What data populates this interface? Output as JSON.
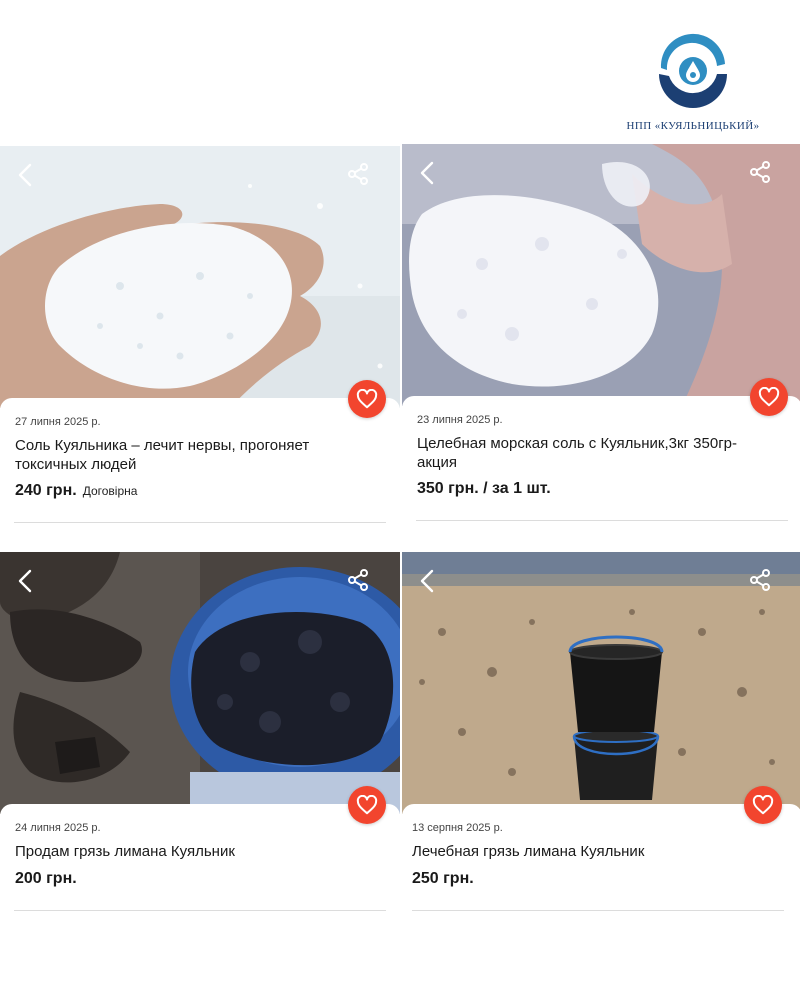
{
  "logo": {
    "text": "НПП «КУЯЛЬНИЦЬКИЙ»"
  },
  "listings": [
    {
      "date": "27 липня 2025 р.",
      "title": "Соль Куяльника – лечит нервы, прогоняет токсичных людей",
      "price": "240 грн.",
      "negotiable": "Договірна"
    },
    {
      "date": "23 липня 2025 р.",
      "title": "Целебная морская соль с Куяльник,3кг 350гр- акция",
      "price": "350 грн. / за 1 шт.",
      "negotiable": ""
    },
    {
      "date": "24 липня 2025 р.",
      "title": "Продам грязь лимана Куяльник",
      "price": "200 грн.",
      "negotiable": ""
    },
    {
      "date": "13 серпня 2025 р.",
      "title": "Лечебная грязь лимана Куяльник",
      "price": "250 грн.",
      "negotiable": ""
    }
  ],
  "icons": {
    "back": "chevron-left-icon",
    "share": "share-icon",
    "favorite": "heart-icon"
  },
  "colors": {
    "accent": "#f2452e",
    "brand": "#1c3f73",
    "brand_light": "#2f8ec2"
  }
}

▶ [Stated goal] Retype each entry precisely. Skip images entirely.

▶ [The answer]
What data populates this interface? Output as JSON.
{
  "logo": {
    "text": "НПП «КУЯЛЬНИЦЬКИЙ»"
  },
  "listings": [
    {
      "date": "27 липня 2025 р.",
      "title": "Соль Куяльника – лечит нервы, прогоняет токсичных людей",
      "price": "240 грн.",
      "negotiable": "Договірна"
    },
    {
      "date": "23 липня 2025 р.",
      "title": "Целебная морская соль с Куяльник,3кг 350гр- акция",
      "price": "350 грн. / за 1 шт.",
      "negotiable": ""
    },
    {
      "date": "24 липня 2025 р.",
      "title": "Продам грязь лимана Куяльник",
      "price": "200 грн.",
      "negotiable": ""
    },
    {
      "date": "13 серпня 2025 р.",
      "title": "Лечебная грязь лимана Куяльник",
      "price": "250 грн.",
      "negotiable": ""
    }
  ],
  "icons": {
    "back": "chevron-left-icon",
    "share": "share-icon",
    "favorite": "heart-icon"
  },
  "colors": {
    "accent": "#f2452e",
    "brand": "#1c3f73",
    "brand_light": "#2f8ec2"
  }
}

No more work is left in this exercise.